# Wie fallen Diadora-Schuhe aus?



## CubElite (18. Februar 2006)

Hallo,
hat von euch jemand nen Diadora Schuh? Will mir einen bestellen, sollte aber wissen wie die Schuhe ausfallen. Habe normalerweise Größe 41.
Gruß Steffen


----------



## Hupert (18. Februar 2006)

Also ich hab sonst auch ne 41 und hab meinen Team Racer dann in 43 nehmen müssen... am besten mal im laden testen. Die etwas teureren Modelle gibts auch in halben Größen abgestuft.

Gruß Robert


----------



## MTB-News.de




----------



## Eisenkuchen (18. Februar 2006)

hab mir auch mal ein bestellt (modell chili) und eine nr. größer hat nicht gereicht!!


----------



## madcrow (18. Februar 2006)

Hallo,

habe Diadora Winterschuhe, normaler Weise benötige ich 42 in diesem Fall musste ich auf Grösse 44 zurückgreifen.


----------



## Hupert (18. Februar 2006)

Die Italiener be*******n ganz offensichtlich bei der Schuhgröße... wer weiß wo noch


----------



## chaka99 (20. Februar 2006)

Habe Gr. 43-44 und musste 45 nehmen.


----------

-*-

▶ _AUFGABENSTELLUNG_
Nenne alle Benutzernamen, unter denen in der Forumsdiskussion über die Größen von Diadora-Schuhen ein datierter Beitrag steht. Führe jeden Namen nur einmal auf, in der Reihenfolge seines ersten Auftretens.

-*-

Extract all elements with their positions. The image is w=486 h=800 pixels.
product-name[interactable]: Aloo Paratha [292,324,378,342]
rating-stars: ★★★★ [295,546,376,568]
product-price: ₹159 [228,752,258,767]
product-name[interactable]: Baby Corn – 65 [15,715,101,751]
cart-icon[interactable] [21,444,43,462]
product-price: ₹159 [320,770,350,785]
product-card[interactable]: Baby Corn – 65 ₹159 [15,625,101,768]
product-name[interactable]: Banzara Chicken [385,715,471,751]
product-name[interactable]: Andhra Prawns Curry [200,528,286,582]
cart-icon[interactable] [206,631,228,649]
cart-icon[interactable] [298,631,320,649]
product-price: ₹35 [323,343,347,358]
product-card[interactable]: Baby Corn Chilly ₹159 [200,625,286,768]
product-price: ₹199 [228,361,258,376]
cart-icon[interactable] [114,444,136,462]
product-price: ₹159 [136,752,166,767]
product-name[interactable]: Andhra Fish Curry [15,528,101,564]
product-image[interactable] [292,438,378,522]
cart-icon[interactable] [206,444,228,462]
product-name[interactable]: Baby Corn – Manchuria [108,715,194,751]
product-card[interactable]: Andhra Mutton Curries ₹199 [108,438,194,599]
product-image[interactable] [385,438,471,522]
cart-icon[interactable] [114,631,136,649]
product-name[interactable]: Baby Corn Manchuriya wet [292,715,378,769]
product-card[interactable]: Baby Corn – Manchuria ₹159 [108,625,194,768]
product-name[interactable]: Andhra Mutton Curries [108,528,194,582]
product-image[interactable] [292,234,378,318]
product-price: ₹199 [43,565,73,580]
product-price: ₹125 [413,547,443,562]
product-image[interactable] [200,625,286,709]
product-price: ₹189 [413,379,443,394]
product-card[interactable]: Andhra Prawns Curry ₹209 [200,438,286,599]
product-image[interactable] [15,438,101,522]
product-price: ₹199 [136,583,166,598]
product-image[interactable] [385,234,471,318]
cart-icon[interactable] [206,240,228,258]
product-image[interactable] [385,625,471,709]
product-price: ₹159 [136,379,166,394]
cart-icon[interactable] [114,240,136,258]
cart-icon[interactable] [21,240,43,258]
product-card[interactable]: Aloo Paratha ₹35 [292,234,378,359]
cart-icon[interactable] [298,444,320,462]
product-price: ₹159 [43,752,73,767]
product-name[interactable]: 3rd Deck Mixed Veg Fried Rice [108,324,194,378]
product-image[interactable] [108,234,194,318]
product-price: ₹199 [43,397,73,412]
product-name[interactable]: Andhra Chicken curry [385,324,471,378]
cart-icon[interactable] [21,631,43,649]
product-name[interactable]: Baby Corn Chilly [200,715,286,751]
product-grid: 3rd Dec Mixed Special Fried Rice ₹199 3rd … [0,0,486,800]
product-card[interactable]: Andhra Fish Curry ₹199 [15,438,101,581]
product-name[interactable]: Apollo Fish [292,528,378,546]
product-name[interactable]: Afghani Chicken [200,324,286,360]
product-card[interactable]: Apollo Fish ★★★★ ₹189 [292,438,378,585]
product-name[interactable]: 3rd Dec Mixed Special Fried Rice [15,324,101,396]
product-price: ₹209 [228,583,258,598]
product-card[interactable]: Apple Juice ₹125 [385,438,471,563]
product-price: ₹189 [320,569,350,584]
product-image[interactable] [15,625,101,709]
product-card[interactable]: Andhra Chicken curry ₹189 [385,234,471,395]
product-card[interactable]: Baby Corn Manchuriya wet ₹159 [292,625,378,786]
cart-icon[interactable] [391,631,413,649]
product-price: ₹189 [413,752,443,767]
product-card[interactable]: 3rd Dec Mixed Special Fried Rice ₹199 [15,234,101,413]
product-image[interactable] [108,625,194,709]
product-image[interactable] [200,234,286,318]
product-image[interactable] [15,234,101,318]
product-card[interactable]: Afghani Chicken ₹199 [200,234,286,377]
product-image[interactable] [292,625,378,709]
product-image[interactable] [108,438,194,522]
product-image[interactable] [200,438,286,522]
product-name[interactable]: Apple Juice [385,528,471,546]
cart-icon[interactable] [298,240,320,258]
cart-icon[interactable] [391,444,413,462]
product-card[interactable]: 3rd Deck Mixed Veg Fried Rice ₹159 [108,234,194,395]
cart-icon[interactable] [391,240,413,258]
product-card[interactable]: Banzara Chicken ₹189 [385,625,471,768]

-*-

▶ _ANTWORT_
CubElite, Hupert, Eisenkuchen, madcrow, chaka99